• CHALLENGE
Print everything from the line that contains "list-item: 2. Changing" down to the line that contains "item-label: World Time" in the listing, exactly as each line appears, with both of those lines included.

• GIVEN RECORDS
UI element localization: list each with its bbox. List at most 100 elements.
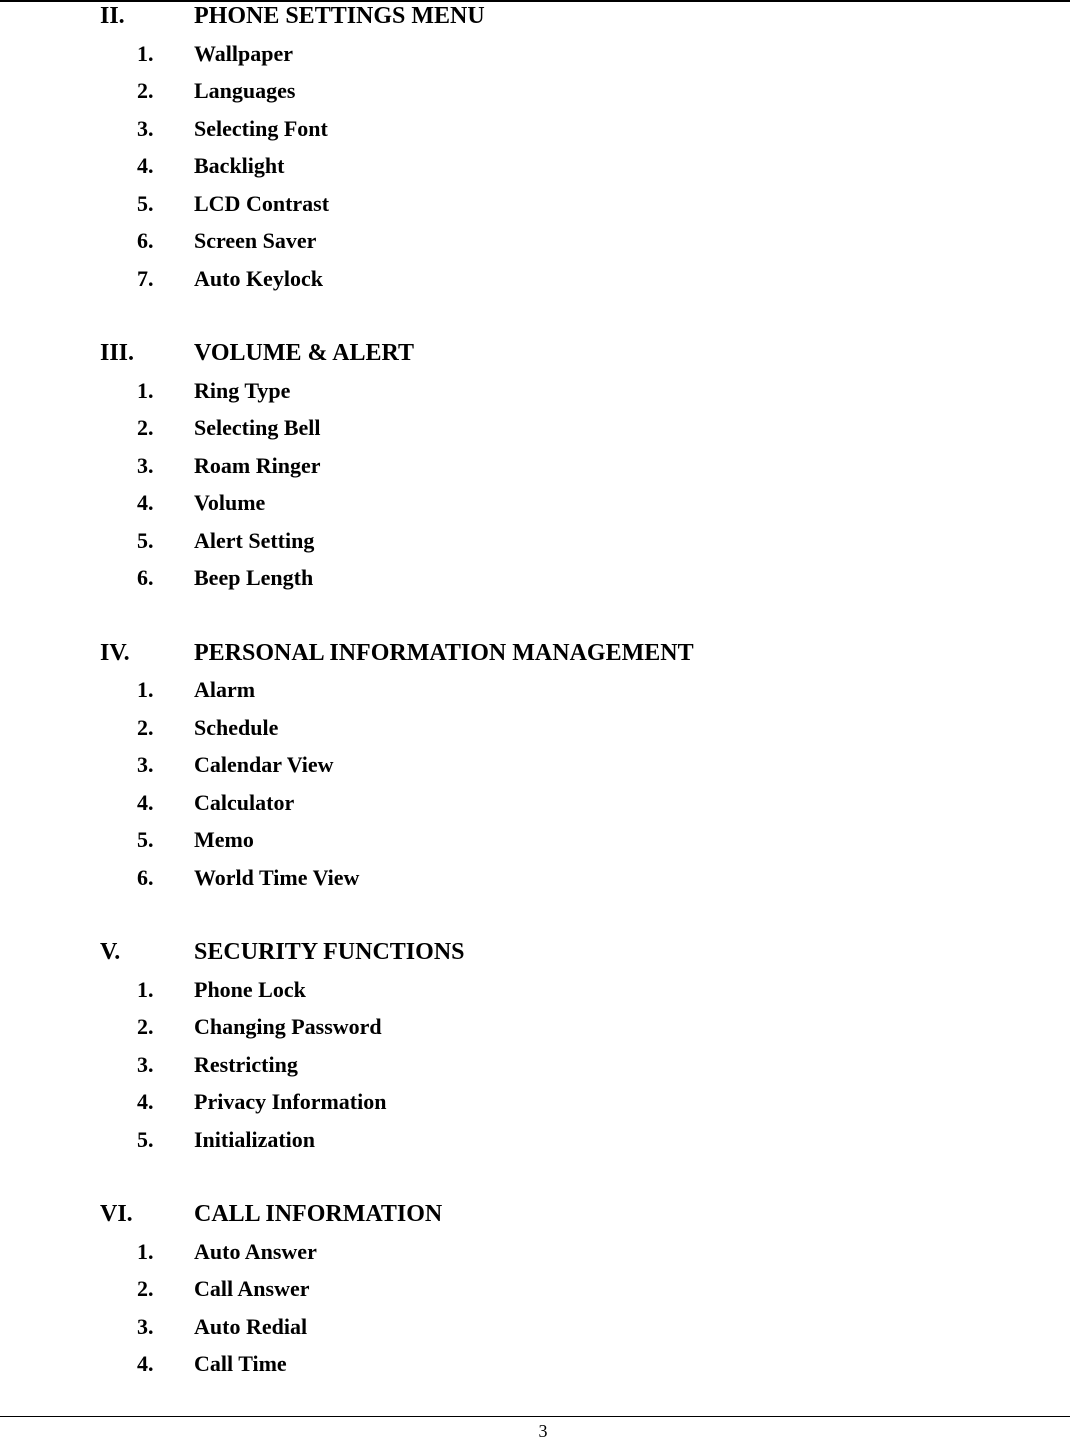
list-item: 2. Changing Password <box>0 1011 1070 1049</box>
list-item: 3. Selecting Font <box>0 113 1070 151</box>
section-personal-information-management: IV. PERSONAL INFORMATION MANAGEMENT 1. Al… <box>0 637 1070 900</box>
list-item: 4. Volume <box>0 487 1070 525</box>
item-number: 5. <box>137 1126 154 1152</box>
item-label: Calendar View <box>194 752 334 777</box>
item-number: 2. <box>137 714 154 740</box>
item-label: Changing Password <box>194 1014 382 1039</box>
item-number: 2. <box>137 78 154 103</box>
item-number: 1. <box>137 40 154 66</box>
footer-rule <box>0 1416 1070 1417</box>
item-label: Call Answer <box>194 1276 310 1301</box>
list-item: 3. Auto Redial <box>0 1311 1070 1349</box>
list-item: 2. Call Answer <box>0 1273 1070 1311</box>
item-number: 2. <box>137 1276 154 1301</box>
item-label: Selecting Font <box>194 115 328 141</box>
list-item: 1. Wallpaper <box>0 38 1070 76</box>
section-call-information: VI. CALL INFORMATION 1. Auto Answer 2. Cal… <box>0 1198 1070 1386</box>
item-label: Auto Redial <box>194 1313 308 1339</box>
list-item: 3. Restricting <box>0 1049 1070 1087</box>
list-item: 2. Schedule <box>0 712 1070 750</box>
section-title: PHONE SETTINGS MENU <box>194 3 485 29</box>
item-label: Privacy Information <box>194 1089 387 1114</box>
section-heading: V. SECURITY FUNCTIONS <box>0 936 1070 974</box>
section-heading: IV. PERSONAL INFORMATION MANAGEMENT <box>0 637 1070 675</box>
list-item: 4. Calculator <box>0 787 1070 825</box>
item-label: Alarm <box>194 677 256 702</box>
item-number: 3. <box>137 1313 154 1339</box>
list-item: 4. Call Time <box>0 1348 1070 1386</box>
item-label: Alert Setting <box>194 527 315 553</box>
list-item: 5. LCD Contrast <box>0 188 1070 226</box>
section-title: CALL INFORMATION <box>194 1201 443 1227</box>
list-item: 5. Initialization <box>0 1124 1070 1162</box>
item-number: 4. <box>137 1089 154 1114</box>
item-number: 4. <box>137 490 154 515</box>
section-volume-alert: III. VOLUME & ALERT 1. Ring Type 2. Select… <box>0 337 1070 600</box>
item-number: 2. <box>137 415 154 440</box>
item-number: 3. <box>137 1051 154 1077</box>
item-label: World Time View <box>194 864 360 890</box>
section-heading: II. PHONE SETTINGS MENU <box>0 0 1070 38</box>
item-label: Auto Keylock <box>194 265 323 291</box>
item-number: 1. <box>137 1238 154 1264</box>
list-item: 6. Beep Length <box>0 562 1070 600</box>
section-heading: VI. CALL INFORMATION <box>0 1198 1070 1236</box>
item-number: 3. <box>137 752 154 777</box>
list-item: 1. Alarm <box>0 674 1070 712</box>
section-numeral: V. <box>100 939 121 965</box>
list-item: 3. Roam Ringer <box>0 450 1070 488</box>
item-number: 6. <box>137 565 154 590</box>
item-label: Languages <box>194 78 296 103</box>
section-title: PERSONAL INFORMATION MANAGEMENT <box>194 639 694 666</box>
item-number: 1. <box>137 976 154 1002</box>
item-label: Screen Saver <box>194 228 317 253</box>
list-item: 1. Phone Lock <box>0 974 1070 1012</box>
list-item: 5. Alert Setting <box>0 525 1070 563</box>
item-label: Roam Ringer <box>194 452 321 478</box>
item-number: 5. <box>137 190 154 216</box>
item-label: Initialization <box>194 1126 316 1152</box>
item-number: 6. <box>137 864 154 890</box>
item-label: Memo <box>194 827 254 852</box>
item-label: Ring Type <box>194 377 291 403</box>
table-of-contents: II. PHONE SETTINGS MENU 1. Wallpaper 2. La… <box>0 0 1070 1386</box>
item-label: Auto Answer <box>194 1238 317 1264</box>
item-label: Calculator <box>194 789 295 815</box>
section-heading: III. VOLUME & ALERT <box>0 337 1070 375</box>
item-label: Volume <box>194 490 266 515</box>
item-label: Selecting Bell <box>194 415 321 440</box>
item-number: 4. <box>137 153 154 178</box>
item-label: Backlight <box>194 153 285 178</box>
section-numeral: II. <box>100 3 125 29</box>
item-number: 5. <box>137 527 154 553</box>
section-numeral: IV. <box>100 639 130 666</box>
item-number: 5. <box>137 827 154 852</box>
item-label: Restricting <box>194 1051 298 1077</box>
item-number: 4. <box>137 789 154 815</box>
list-item: 2. Selecting Bell <box>0 412 1070 450</box>
item-number: 4. <box>137 1351 154 1376</box>
list-item: 4. Privacy Information <box>0 1086 1070 1124</box>
item-number: 7. <box>137 265 154 291</box>
section-title: SECURITY FUNCTIONS <box>194 939 465 965</box>
list-item: 1. Auto Answer <box>0 1236 1070 1274</box>
list-item: 3. Calendar View <box>0 749 1070 787</box>
list-item: 2. Languages <box>0 75 1070 113</box>
item-label: Wallpaper <box>194 40 294 66</box>
section-phone-settings: II. PHONE SETTINGS MENU 1. Wallpaper 2. La… <box>0 0 1070 300</box>
list-item: 6. World Time View <box>0 862 1070 900</box>
item-number: 2. <box>137 1014 154 1039</box>
item-number: 3. <box>137 452 154 478</box>
section-numeral: III. <box>100 340 135 366</box>
item-label: Beep Length <box>194 565 314 590</box>
item-number: 1. <box>137 377 154 403</box>
item-label: Schedule <box>194 714 279 740</box>
item-number: 3. <box>137 115 154 141</box>
list-item: 4. Backlight <box>0 150 1070 188</box>
item-number: 6. <box>137 228 154 253</box>
section-security-functions: V. SECURITY FUNCTIONS 1. Phone Lock 2. Cha… <box>0 936 1070 1161</box>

• EXERCISE OUTPUT
list-item: 2. Changing Password <box>0 1011 1070 1049</box>
list-item: 3. Selecting Font <box>0 113 1070 151</box>
section-personal-information-management: IV. PERSONAL INFORMATION MANAGEMENT 1. Al… <box>0 637 1070 900</box>
list-item: 4. Volume <box>0 487 1070 525</box>
item-number: 5. <box>137 1126 154 1152</box>
item-label: Calendar View <box>194 752 334 777</box>
item-number: 2. <box>137 714 154 740</box>
item-label: Changing Password <box>194 1014 382 1039</box>
item-number: 2. <box>137 78 154 103</box>
item-number: 1. <box>137 40 154 66</box>
footer-rule <box>0 1416 1070 1417</box>
item-label: Call Answer <box>194 1276 310 1301</box>
list-item: 3. Auto Redial <box>0 1311 1070 1349</box>
list-item: 2. Call Answer <box>0 1273 1070 1311</box>
item-number: 2. <box>137 1276 154 1301</box>
item-label: Selecting Font <box>194 115 328 141</box>
list-item: 1. Wallpaper <box>0 38 1070 76</box>
section-call-information: VI. CALL INFORMATION 1. Auto Answer 2. Cal… <box>0 1198 1070 1386</box>
item-label: Auto Redial <box>194 1313 308 1339</box>
list-item: 3. Restricting <box>0 1049 1070 1087</box>
list-item: 2. Schedule <box>0 712 1070 750</box>
section-title: PHONE SETTINGS MENU <box>194 3 485 29</box>
item-label: Privacy Information <box>194 1089 387 1114</box>
section-heading: V. SECURITY FUNCTIONS <box>0 936 1070 974</box>
section-heading: IV. PERSONAL INFORMATION MANAGEMENT <box>0 637 1070 675</box>
list-item: 4. Calculator <box>0 787 1070 825</box>
item-label: Alarm <box>194 677 256 702</box>
item-number: 3. <box>137 1313 154 1339</box>
list-item: 4. Call Time <box>0 1348 1070 1386</box>
item-label: Alert Setting <box>194 527 315 553</box>
list-item: 5. LCD Contrast <box>0 188 1070 226</box>
section-title: CALL INFORMATION <box>194 1201 443 1227</box>
list-item: 5. Initialization <box>0 1124 1070 1162</box>
item-number: 4. <box>137 1089 154 1114</box>
item-number: 4. <box>137 490 154 515</box>
section-volume-alert: III. VOLUME & ALERT 1. Ring Type 2. Select… <box>0 337 1070 600</box>
item-number: 2. <box>137 415 154 440</box>
item-number: 3. <box>137 1051 154 1077</box>
item-label: World Time View <box>194 864 360 890</box>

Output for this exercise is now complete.